⟨
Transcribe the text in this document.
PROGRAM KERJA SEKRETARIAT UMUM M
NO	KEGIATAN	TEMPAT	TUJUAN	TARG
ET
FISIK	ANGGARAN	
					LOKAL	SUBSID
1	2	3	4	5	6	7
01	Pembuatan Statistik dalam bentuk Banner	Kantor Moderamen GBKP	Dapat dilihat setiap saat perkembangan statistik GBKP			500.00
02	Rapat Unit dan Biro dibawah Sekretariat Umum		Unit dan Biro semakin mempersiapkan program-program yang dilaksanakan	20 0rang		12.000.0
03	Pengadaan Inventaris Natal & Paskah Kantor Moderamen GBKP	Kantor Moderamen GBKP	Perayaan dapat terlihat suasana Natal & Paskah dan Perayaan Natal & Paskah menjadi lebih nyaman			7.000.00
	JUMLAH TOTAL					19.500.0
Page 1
⟩
▶ [OBJECTIVE] Transcribe each entry precisely, missing none.

▶ [REPLY TO THE TASK]
Transcribe the text in this document.
PROGRAM KERJA SEKRETARIAT UMUM M
NO	KEGIATAN	TEMPAT	TUJUAN	TARG
ET
FISIK	ANGGARAN	
					LOKAL	SUBSID
1	2	3	4	5	6	7
01	Pembuatan Statistik dalam bentuk Banner	Kantor Moderamen GBKP	Dapat dilihat setiap saat perkembangan statistik GBKP			500.00
02	Rapat Unit dan Biro dibawah Sekretariat Umum		Unit dan Biro semakin mempersiapkan program-program yang dilaksanakan	20 0rang		12.000.0
03	Pengadaan Inventaris Natal & Paskah Kantor Moderamen GBKP	Kantor Moderamen GBKP	Perayaan dapat terlihat suasana Natal & Paskah dan Perayaan Natal & Paskah menjadi lebih nyaman			7.000.00
	JUMLAH TOTAL					19.500.0
Page 1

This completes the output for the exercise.